» **Set task**:
Each line below should be quoted exactly, please.

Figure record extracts
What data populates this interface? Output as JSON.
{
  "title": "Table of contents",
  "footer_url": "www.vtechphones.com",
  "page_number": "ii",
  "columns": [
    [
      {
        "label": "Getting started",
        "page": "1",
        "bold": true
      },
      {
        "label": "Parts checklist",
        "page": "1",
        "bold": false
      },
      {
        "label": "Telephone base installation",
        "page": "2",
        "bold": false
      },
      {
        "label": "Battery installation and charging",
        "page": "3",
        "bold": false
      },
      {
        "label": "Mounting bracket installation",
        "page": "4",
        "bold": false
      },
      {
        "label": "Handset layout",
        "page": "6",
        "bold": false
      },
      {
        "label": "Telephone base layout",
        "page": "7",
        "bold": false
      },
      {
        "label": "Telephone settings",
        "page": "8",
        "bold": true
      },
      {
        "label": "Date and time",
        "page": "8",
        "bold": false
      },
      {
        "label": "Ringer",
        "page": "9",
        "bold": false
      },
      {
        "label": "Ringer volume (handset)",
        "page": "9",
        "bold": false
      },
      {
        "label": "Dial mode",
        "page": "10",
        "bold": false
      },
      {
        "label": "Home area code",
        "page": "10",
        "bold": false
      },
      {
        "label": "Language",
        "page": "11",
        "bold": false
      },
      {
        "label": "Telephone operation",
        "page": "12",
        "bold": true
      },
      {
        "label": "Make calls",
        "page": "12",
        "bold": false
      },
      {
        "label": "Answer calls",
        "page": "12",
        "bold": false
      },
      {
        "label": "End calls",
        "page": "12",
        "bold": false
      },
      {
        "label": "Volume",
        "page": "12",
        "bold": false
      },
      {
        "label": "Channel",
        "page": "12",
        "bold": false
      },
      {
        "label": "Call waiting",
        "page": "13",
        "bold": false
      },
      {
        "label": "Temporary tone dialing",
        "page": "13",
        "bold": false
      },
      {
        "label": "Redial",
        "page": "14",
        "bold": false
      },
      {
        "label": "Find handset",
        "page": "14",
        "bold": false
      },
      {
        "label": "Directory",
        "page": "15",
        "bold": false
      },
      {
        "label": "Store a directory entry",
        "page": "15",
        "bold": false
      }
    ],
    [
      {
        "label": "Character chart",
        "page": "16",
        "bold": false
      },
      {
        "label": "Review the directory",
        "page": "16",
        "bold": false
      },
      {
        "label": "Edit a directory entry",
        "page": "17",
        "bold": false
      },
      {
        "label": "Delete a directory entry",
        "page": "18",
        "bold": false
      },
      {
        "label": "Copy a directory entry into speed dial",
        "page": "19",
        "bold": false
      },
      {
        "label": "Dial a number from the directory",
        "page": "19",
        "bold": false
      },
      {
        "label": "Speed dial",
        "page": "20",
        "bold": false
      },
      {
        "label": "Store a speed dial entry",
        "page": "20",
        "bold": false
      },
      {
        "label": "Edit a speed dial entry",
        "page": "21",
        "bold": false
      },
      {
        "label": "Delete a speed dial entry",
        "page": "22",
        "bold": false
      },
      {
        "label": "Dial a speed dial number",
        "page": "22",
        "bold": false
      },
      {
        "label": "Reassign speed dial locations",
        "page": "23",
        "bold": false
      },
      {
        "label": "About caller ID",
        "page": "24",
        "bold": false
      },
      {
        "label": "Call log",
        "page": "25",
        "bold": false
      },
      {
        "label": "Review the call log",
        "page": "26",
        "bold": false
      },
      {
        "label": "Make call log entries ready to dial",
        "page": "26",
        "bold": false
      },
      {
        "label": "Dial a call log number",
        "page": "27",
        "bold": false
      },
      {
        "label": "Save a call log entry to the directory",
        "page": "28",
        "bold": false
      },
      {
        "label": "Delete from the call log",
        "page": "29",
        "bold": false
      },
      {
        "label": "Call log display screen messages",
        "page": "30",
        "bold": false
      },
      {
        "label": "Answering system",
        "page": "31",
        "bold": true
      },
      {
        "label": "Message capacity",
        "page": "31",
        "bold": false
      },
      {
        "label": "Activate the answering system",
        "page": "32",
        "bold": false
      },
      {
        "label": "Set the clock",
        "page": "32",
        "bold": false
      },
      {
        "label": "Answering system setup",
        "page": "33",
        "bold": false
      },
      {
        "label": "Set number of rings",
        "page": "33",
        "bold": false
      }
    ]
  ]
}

» **Problem solution**:
What data populates this interface? Output as JSON.
{
  "title": "Table of contents",
  "footer_url": "www.vtechphones.com",
  "page_number": "ii",
  "columns": [
    [
      {
        "label": "Getting started",
        "page": "1",
        "bold": true
      },
      {
        "label": "Parts checklist",
        "page": "1",
        "bold": false
      },
      {
        "label": "Telephone base installation",
        "page": "2",
        "bold": false
      },
      {
        "label": "Battery installation and charging",
        "page": "3",
        "bold": false
      },
      {
        "label": "Mounting bracket installation",
        "page": "4",
        "bold": false
      },
      {
        "label": "Handset layout",
        "page": "6",
        "bold": false
      },
      {
        "label": "Telephone base layout",
        "page": "7",
        "bold": false
      },
      {
        "label": "Telephone settings",
        "page": "8",
        "bold": true
      },
      {
        "label": "Date and time",
        "page": "8",
        "bold": false
      },
      {
        "label": "Ringer",
        "page": "9",
        "bold": false
      },
      {
        "label": "Ringer volume (handset)",
        "page": "9",
        "bold": false
      },
      {
        "label": "Dial mode",
        "page": "10",
        "bold": false
      },
      {
        "label": "Home area code",
        "page": "10",
        "bold": false
      },
      {
        "label": "Language",
        "page": "11",
        "bold": false
      },
      {
        "label": "Telephone operation",
        "page": "12",
        "bold": true
      },
      {
        "label": "Make calls",
        "page": "12",
        "bold": false
      },
      {
        "label": "Answer calls",
        "page": "12",
        "bold": false
      },
      {
        "label": "End calls",
        "page": "12",
        "bold": false
      },
      {
        "label": "Volume",
        "page": "12",
        "bold": false
      },
      {
        "label": "Channel",
        "page": "12",
        "bold": false
      },
      {
        "label": "Call waiting",
        "page": "13",
        "bold": false
      },
      {
        "label": "Temporary tone dialing",
        "page": "13",
        "bold": false
      },
      {
        "label": "Redial",
        "page": "14",
        "bold": false
      },
      {
        "label": "Find handset",
        "page": "14",
        "bold": false
      },
      {
        "label": "Directory",
        "page": "15",
        "bold": false
      },
      {
        "label": "Store a directory entry",
        "page": "15",
        "bold": false
      }
    ],
    [
      {
        "label": "Character chart",
        "page": "16",
        "bold": false
      },
      {
        "label": "Review the directory",
        "page": "16",
        "bold": false
      },
      {
        "label": "Edit a directory entry",
        "page": "17",
        "bold": false
      },
      {
        "label": "Delete a directory entry",
        "page": "18",
        "bold": false
      },
      {
        "label": "Copy a directory entry into speed dial",
        "page": "19",
        "bold": false
      },
      {
        "label": "Dial a number from the directory",
        "page": "19",
        "bold": false
      },
      {
        "label": "Speed dial",
        "page": "20",
        "bold": false
      },
      {
        "label": "Store a speed dial entry",
        "page": "20",
        "bold": false
      },
      {
        "label": "Edit a speed dial entry",
        "page": "21",
        "bold": false
      },
      {
        "label": "Delete a speed dial entry",
        "page": "22",
        "bold": false
      },
      {
        "label": "Dial a speed dial number",
        "page": "22",
        "bold": false
      },
      {
        "label": "Reassign speed dial locations",
        "page": "23",
        "bold": false
      },
      {
        "label": "About caller ID",
        "page": "24",
        "bold": false
      },
      {
        "label": "Call log",
        "page": "25",
        "bold": false
      },
      {
        "label": "Review the call log",
        "page": "26",
        "bold": false
      },
      {
        "label": "Make call log entries ready to dial",
        "page": "26",
        "bold": false
      },
      {
        "label": "Dial a call log number",
        "page": "27",
        "bold": false
      },
      {
        "label": "Save a call log entry to the directory",
        "page": "28",
        "bold": false
      },
      {
        "label": "Delete from the call log",
        "page": "29",
        "bold": false
      },
      {
        "label": "Call log display screen messages",
        "page": "30",
        "bold": false
      },
      {
        "label": "Answering system",
        "page": "31",
        "bold": true
      },
      {
        "label": "Message capacity",
        "page": "31",
        "bold": false
      },
      {
        "label": "Activate the answering system",
        "page": "32",
        "bold": false
      },
      {
        "label": "Set the clock",
        "page": "32",
        "bold": false
      },
      {
        "label": "Answering system setup",
        "page": "33",
        "bold": false
      },
      {
        "label": "Set number of rings",
        "page": "33",
        "bold": false
      }
    ]
  ]
}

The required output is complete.